Supplied data:
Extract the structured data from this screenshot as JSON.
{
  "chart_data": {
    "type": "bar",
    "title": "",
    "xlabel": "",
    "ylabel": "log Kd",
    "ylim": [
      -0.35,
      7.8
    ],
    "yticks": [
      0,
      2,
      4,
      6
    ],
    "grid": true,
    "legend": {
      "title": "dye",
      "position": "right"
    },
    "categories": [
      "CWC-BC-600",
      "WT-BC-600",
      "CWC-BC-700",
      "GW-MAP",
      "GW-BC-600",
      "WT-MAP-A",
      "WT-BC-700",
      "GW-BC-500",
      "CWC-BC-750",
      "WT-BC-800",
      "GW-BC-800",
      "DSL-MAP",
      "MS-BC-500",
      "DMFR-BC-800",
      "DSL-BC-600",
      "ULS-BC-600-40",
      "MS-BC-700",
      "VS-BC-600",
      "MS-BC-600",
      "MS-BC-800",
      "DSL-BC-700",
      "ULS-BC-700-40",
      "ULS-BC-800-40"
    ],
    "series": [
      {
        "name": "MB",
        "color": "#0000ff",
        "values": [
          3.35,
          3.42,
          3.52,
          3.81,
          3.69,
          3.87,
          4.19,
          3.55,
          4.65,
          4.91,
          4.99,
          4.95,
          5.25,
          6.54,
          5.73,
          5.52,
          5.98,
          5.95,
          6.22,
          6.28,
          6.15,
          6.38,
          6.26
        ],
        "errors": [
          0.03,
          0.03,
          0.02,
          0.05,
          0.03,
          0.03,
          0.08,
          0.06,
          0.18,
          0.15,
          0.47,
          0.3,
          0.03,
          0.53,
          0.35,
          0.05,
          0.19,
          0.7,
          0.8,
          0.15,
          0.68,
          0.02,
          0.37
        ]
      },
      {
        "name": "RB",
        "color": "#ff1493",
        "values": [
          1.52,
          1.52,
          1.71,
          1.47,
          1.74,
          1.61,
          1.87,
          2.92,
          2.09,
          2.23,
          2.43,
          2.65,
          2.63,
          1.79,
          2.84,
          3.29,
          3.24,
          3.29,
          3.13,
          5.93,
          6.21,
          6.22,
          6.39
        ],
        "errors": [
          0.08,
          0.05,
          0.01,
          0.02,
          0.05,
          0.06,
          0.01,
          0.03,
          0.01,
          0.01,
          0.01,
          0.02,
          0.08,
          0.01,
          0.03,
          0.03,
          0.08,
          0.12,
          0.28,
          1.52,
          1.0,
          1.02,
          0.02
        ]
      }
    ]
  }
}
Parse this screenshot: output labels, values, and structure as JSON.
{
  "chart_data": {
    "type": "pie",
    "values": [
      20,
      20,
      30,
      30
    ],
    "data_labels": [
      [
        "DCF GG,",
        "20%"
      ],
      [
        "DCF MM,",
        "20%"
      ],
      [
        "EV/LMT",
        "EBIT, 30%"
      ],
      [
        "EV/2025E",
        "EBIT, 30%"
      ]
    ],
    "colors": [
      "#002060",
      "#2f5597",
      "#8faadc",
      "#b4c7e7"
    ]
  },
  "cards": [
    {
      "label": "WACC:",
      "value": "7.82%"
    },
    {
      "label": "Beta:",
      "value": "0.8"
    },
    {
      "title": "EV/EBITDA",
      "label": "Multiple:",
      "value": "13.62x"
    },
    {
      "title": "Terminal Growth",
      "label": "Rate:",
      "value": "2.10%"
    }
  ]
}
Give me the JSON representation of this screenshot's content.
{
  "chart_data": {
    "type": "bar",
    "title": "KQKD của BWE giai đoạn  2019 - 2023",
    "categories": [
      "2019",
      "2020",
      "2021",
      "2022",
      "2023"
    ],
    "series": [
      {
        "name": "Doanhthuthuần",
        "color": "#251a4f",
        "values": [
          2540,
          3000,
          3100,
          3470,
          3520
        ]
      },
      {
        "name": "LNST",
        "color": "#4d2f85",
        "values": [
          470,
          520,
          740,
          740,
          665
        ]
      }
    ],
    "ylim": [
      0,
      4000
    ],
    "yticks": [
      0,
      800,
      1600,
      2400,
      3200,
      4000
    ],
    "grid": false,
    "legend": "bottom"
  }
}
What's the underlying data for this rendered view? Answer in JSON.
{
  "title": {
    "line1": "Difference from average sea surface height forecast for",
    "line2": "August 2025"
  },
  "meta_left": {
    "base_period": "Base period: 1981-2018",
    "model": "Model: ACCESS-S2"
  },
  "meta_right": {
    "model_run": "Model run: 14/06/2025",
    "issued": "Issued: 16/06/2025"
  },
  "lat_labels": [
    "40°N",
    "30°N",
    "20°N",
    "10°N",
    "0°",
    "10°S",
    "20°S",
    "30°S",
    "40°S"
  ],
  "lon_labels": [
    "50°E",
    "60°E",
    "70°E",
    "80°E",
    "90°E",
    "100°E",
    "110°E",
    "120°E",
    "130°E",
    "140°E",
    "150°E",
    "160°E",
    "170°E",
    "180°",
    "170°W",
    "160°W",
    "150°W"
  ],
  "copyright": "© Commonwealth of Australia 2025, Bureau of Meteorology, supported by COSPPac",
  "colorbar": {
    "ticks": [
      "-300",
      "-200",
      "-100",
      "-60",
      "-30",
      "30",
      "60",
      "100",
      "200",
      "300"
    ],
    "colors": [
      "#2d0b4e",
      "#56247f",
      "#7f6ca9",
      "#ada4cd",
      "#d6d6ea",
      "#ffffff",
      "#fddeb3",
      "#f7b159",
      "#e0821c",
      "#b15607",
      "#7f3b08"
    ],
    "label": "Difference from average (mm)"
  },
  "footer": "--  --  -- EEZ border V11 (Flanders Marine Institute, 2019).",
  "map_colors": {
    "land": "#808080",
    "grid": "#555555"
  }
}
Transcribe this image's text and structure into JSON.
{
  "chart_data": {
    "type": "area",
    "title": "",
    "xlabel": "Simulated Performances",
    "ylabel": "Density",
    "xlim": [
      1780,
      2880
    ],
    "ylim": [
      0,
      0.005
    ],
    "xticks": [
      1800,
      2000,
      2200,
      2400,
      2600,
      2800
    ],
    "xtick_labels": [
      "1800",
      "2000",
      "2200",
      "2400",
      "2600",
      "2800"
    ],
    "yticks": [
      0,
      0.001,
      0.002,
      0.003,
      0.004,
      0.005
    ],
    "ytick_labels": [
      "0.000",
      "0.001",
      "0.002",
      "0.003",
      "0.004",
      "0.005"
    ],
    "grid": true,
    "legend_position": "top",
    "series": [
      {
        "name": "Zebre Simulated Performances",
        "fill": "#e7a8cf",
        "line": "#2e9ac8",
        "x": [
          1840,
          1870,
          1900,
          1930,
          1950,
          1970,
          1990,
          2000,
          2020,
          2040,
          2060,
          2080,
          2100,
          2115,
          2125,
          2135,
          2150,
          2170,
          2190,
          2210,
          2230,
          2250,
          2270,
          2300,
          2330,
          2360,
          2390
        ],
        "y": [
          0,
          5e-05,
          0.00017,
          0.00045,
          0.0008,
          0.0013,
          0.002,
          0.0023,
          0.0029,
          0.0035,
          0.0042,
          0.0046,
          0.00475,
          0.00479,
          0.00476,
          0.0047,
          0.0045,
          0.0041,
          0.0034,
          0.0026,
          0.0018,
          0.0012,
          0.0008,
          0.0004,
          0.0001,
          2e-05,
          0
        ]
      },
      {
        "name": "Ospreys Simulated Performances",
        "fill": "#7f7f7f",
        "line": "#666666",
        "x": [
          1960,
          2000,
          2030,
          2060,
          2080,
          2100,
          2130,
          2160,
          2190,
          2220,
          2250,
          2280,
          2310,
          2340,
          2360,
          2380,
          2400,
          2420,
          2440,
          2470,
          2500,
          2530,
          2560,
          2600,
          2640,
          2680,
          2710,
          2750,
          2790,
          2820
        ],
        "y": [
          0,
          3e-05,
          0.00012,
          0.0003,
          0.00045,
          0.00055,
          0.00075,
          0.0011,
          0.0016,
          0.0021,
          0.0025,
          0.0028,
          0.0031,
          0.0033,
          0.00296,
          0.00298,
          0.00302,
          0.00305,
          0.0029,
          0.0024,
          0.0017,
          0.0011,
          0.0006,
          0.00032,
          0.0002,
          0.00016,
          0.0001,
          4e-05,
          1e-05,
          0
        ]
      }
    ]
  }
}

Task brief: Go through the records and copy each line with "from" in it.

Answer to the task:
Extract the structured data from this screenshot as JSON.
    "line1": "Difference from average sea surface height forecast for",
    "label": "Difference from average (mm)"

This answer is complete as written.